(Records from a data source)
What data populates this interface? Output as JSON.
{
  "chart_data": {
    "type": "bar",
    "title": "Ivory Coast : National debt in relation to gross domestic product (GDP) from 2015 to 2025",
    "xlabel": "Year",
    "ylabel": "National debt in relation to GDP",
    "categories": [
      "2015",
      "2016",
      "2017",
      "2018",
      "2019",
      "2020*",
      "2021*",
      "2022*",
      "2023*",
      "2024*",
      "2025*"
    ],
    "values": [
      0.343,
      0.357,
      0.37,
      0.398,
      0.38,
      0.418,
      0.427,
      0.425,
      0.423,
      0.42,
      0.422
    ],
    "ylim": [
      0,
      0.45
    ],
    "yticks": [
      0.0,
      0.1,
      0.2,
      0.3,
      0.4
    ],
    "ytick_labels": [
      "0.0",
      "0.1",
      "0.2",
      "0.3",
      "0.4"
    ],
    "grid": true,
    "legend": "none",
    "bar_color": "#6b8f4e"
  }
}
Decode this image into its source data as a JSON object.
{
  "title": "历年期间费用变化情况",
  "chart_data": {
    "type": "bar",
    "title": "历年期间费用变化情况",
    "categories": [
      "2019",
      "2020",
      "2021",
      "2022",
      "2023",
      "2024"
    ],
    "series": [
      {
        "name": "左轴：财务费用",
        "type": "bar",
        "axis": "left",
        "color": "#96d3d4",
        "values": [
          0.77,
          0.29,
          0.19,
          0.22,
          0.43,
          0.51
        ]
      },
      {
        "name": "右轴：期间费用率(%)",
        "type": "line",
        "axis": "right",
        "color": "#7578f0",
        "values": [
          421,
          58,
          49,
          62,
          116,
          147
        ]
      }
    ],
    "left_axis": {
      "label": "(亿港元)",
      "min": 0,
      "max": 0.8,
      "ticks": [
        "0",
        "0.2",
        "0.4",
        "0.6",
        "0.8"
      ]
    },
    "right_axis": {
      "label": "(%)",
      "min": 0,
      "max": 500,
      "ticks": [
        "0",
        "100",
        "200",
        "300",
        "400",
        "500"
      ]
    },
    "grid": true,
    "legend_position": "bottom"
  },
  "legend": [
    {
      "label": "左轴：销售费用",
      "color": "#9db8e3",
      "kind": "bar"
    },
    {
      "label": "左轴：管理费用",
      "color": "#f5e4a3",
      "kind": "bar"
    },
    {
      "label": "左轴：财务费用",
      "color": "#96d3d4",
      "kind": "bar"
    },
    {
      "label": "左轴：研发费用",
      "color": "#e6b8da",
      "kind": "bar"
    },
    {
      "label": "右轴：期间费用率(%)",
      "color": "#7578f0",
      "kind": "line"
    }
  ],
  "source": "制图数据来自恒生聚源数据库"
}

→ **EXERCISE PROMPT**:
Write the complete data out, exactly as above.

→ **PROBLEM SOLUTION**:
What data populates this interface? Output as JSON.
{
  "chart_data": {
    "type": "bar",
    "title": "Ivory Coast : National debt in relation to gross domestic product (GDP) from 2015 to 2025",
    "xlabel": "Year",
    "ylabel": "National debt in relation to GDP",
    "categories": [
      "2015",
      "2016",
      "2017",
      "2018",
      "2019",
      "2020*",
      "2021*",
      "2022*",
      "2023*",
      "2024*",
      "2025*"
    ],
    "values": [
      0.343,
      0.357,
      0.37,
      0.398,
      0.38,
      0.418,
      0.427,
      0.425,
      0.423,
      0.42,
      0.422
    ],
    "ylim": [
      0,
      0.45
    ],
    "yticks": [
      0.0,
      0.1,
      0.2,
      0.3,
      0.4
    ],
    "ytick_labels": [
      "0.0",
      "0.1",
      "0.2",
      "0.3",
      "0.4"
    ],
    "grid": true,
    "legend": "none",
    "bar_color": "#6b8f4e"
  }
}
Decode this image into its source data as a JSON object.
{
  "title": "历年期间费用变化情况",
  "chart_data": {
    "type": "bar",
    "title": "历年期间费用变化情况",
    "categories": [
      "2019",
      "2020",
      "2021",
      "2022",
      "2023",
      "2024"
    ],
    "series": [
      {
        "name": "左轴：财务费用",
        "type": "bar",
        "axis": "left",
        "color": "#96d3d4",
        "values": [
          0.77,
          0.29,
          0.19,
          0.22,
          0.43,
          0.51
        ]
      },
      {
        "name": "右轴：期间费用率(%)",
        "type": "line",
        "axis": "right",
        "color": "#7578f0",
        "values": [
          421,
          58,
          49,
          62,
          116,
          147
        ]
      }
    ],
    "left_axis": {
      "label": "(亿港元)",
      "min": 0,
      "max": 0.8,
      "ticks": [
        "0",
        "0.2",
        "0.4",
        "0.6",
        "0.8"
      ]
    },
    "right_axis": {
      "label": "(%)",
      "min": 0,
      "max": 500,
      "ticks": [
        "0",
        "100",
        "200",
        "300",
        "400",
        "500"
      ]
    },
    "grid": true,
    "legend_position": "bottom"
  },
  "legend": [
    {
      "label": "左轴：销售费用",
      "color": "#9db8e3",
      "kind": "bar"
    },
    {
      "label": "左轴：管理费用",
      "color": "#f5e4a3",
      "kind": "bar"
    },
    {
      "label": "左轴：财务费用",
      "color": "#96d3d4",
      "kind": "bar"
    },
    {
      "label": "左轴：研发费用",
      "color": "#e6b8da",
      "kind": "bar"
    },
    {
      "label": "右轴：期间费用率(%)",
      "color": "#7578f0",
      "kind": "line"
    }
  ],
  "source": "制图数据来自恒生聚源数据库"
}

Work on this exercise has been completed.